++++ Entries ++++

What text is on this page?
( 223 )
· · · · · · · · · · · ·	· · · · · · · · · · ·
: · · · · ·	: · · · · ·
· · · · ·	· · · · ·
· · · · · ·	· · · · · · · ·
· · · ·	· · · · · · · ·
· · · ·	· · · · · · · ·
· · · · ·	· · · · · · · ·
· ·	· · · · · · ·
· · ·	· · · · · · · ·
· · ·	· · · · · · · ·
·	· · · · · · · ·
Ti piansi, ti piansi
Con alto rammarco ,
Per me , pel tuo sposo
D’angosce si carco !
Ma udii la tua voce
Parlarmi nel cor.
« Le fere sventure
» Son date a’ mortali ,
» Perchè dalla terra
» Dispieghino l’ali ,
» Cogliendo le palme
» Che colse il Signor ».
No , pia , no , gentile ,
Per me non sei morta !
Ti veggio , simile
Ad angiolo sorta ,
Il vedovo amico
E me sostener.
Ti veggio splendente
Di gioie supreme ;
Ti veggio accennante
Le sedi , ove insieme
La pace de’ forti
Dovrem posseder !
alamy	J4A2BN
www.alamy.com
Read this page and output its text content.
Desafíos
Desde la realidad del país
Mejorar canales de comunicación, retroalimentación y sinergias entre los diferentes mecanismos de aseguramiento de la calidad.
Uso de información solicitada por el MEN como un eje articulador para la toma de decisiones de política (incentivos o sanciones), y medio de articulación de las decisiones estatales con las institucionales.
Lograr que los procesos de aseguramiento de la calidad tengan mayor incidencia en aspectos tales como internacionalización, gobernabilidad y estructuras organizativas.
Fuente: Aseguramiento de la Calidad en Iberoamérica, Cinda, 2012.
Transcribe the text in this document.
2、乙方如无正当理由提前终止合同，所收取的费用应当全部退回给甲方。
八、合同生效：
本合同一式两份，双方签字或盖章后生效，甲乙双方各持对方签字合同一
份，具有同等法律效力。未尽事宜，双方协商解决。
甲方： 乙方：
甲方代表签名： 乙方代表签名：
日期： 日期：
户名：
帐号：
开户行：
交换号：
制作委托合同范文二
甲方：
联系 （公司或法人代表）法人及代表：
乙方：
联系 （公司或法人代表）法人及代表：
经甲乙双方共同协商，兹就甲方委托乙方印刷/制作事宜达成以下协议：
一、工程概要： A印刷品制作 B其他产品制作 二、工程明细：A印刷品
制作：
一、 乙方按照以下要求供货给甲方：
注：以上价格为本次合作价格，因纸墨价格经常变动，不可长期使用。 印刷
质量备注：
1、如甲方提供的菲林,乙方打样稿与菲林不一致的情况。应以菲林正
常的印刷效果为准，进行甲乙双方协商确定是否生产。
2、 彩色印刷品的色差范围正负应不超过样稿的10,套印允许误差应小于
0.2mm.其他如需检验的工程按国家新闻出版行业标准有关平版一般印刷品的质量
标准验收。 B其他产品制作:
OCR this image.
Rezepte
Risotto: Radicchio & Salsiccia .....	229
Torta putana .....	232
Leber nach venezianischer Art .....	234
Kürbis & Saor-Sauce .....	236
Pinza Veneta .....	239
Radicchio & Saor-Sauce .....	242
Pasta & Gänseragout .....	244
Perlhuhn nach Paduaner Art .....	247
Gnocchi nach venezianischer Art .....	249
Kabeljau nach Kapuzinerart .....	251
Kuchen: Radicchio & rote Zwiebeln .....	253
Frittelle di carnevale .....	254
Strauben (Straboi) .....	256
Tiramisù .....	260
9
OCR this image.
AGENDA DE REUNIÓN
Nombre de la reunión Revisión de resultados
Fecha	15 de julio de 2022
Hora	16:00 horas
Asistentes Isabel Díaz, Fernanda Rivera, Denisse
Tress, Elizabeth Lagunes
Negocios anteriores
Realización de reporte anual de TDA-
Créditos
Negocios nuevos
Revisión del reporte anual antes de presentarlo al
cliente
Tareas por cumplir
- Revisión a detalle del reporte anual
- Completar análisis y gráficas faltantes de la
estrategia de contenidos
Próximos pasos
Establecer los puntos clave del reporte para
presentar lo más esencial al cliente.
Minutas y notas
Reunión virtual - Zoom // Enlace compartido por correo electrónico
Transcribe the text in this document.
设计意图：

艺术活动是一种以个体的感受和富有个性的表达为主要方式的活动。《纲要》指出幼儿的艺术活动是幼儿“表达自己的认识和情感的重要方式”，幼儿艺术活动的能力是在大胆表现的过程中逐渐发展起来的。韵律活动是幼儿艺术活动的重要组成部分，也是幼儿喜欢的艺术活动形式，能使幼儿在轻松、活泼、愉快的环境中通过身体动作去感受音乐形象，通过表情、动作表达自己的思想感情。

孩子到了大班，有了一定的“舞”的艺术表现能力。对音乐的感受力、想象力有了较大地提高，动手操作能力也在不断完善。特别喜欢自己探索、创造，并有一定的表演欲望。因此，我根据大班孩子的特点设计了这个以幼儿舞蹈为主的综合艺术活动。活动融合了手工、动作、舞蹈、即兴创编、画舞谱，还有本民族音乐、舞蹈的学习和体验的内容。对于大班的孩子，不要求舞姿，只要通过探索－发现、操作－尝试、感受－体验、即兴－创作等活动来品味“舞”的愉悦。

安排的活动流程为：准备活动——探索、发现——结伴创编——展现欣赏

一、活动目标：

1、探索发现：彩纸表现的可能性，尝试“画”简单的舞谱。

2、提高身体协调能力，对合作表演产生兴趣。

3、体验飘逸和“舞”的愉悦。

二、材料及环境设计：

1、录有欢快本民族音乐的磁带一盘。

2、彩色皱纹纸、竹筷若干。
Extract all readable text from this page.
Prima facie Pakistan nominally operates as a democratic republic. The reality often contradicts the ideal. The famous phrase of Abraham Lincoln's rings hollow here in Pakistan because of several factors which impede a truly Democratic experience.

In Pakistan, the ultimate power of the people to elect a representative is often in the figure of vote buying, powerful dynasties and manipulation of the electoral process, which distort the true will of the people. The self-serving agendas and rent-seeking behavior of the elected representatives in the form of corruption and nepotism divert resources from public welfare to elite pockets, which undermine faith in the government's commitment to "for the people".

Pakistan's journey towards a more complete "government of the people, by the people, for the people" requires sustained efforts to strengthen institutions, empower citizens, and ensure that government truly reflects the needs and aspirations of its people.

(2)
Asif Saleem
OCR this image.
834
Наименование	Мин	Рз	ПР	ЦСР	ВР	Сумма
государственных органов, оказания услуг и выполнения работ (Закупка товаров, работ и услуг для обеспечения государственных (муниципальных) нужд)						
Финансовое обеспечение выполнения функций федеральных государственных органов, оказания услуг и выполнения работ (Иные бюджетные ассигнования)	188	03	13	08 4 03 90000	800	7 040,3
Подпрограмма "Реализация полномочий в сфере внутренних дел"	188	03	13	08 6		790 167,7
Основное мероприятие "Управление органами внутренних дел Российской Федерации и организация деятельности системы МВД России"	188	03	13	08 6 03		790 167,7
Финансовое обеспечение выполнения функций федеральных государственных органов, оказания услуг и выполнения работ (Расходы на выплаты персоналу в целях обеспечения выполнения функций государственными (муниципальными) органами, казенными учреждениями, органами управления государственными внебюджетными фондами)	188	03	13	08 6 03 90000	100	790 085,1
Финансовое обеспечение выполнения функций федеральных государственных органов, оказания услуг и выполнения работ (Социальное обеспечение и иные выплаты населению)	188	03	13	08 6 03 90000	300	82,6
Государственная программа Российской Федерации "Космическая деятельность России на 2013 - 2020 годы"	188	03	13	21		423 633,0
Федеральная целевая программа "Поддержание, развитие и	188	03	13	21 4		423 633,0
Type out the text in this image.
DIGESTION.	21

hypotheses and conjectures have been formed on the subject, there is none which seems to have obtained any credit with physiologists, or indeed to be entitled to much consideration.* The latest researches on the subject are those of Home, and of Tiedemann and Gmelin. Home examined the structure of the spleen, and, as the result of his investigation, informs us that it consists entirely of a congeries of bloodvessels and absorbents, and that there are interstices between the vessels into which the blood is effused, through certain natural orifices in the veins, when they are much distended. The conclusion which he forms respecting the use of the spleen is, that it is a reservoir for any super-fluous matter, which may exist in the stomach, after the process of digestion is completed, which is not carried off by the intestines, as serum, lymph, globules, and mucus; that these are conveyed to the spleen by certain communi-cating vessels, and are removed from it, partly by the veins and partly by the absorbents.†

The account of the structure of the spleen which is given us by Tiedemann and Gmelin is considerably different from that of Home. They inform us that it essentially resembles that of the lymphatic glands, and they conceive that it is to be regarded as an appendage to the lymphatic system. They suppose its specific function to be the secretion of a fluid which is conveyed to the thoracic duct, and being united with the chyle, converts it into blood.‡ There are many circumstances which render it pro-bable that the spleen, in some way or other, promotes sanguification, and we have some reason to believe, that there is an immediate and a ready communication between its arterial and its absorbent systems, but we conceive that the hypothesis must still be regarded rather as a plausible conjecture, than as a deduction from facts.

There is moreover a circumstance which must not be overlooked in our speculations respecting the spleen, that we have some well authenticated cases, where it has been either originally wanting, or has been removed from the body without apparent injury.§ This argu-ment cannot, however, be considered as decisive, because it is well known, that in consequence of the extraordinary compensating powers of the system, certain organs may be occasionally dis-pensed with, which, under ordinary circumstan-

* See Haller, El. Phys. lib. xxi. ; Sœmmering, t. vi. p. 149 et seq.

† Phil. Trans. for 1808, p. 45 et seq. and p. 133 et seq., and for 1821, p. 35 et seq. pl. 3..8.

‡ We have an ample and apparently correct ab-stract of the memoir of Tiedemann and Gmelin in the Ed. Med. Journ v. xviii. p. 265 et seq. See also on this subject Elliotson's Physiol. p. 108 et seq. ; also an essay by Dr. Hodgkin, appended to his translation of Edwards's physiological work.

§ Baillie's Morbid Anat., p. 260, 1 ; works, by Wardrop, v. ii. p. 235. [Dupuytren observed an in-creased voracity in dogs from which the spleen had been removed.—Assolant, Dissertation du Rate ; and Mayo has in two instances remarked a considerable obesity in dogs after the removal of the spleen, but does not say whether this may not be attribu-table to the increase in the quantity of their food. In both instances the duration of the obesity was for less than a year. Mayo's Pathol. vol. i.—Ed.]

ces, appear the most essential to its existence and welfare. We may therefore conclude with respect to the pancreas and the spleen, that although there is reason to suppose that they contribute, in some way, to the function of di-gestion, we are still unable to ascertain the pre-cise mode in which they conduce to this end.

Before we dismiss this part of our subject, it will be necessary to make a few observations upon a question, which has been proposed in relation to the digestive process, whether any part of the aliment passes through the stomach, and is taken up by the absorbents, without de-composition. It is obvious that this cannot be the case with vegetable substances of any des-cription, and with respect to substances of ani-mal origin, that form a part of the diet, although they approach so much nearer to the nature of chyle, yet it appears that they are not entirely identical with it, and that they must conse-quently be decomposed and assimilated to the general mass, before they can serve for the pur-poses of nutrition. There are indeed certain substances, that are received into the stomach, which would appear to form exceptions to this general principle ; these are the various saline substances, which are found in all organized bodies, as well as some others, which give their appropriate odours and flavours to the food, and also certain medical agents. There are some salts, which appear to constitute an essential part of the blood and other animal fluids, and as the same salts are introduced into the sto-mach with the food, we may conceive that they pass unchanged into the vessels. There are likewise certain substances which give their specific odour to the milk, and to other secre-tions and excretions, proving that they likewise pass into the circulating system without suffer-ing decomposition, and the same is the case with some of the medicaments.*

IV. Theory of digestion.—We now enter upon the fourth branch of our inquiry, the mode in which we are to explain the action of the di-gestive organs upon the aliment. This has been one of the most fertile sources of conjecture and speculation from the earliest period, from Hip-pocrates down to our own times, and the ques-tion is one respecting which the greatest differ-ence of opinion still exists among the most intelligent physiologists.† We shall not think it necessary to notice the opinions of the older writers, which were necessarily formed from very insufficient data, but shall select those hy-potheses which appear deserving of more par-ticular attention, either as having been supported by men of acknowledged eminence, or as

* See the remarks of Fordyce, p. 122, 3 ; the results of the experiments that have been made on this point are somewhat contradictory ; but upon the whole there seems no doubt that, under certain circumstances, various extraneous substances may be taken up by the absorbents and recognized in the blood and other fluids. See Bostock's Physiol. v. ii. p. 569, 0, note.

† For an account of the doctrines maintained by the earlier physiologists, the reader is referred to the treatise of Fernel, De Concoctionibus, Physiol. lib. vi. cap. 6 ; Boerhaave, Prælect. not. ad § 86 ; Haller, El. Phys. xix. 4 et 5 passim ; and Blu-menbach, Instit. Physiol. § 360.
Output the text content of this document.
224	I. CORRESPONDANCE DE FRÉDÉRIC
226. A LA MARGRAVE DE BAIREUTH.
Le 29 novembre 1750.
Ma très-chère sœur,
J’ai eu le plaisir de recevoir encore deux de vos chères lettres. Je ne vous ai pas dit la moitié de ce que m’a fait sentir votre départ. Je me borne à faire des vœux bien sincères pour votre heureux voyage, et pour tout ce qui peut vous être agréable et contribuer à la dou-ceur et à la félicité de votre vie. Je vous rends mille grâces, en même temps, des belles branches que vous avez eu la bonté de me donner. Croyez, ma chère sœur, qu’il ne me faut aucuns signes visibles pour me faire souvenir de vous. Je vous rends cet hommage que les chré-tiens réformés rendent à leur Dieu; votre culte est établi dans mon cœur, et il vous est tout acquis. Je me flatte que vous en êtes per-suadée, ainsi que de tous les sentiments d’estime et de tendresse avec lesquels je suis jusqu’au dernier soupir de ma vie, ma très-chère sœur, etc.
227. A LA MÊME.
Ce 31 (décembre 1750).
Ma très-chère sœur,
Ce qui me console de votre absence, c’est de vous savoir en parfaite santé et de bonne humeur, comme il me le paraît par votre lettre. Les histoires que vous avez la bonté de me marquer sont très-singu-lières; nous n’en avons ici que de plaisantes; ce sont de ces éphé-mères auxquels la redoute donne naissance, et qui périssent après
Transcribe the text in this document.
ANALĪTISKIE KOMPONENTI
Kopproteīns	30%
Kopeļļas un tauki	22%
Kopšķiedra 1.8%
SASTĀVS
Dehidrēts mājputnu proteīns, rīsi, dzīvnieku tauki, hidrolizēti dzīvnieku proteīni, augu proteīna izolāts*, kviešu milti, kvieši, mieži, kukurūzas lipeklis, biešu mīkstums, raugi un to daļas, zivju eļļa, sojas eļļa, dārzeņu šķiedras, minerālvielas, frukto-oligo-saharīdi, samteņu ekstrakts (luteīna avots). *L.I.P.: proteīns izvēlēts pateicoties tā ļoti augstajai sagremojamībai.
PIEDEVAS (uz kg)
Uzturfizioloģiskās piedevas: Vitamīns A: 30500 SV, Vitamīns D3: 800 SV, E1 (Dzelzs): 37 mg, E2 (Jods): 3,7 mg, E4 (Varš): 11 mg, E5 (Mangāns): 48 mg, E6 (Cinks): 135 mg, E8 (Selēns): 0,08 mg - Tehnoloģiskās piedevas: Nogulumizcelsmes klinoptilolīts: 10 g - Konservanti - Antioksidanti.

++++

- [Short task] Take every line that includes the string "Negocios" and copy it.

- [Result of this task]
Negocios anteriores
Negocios nuevos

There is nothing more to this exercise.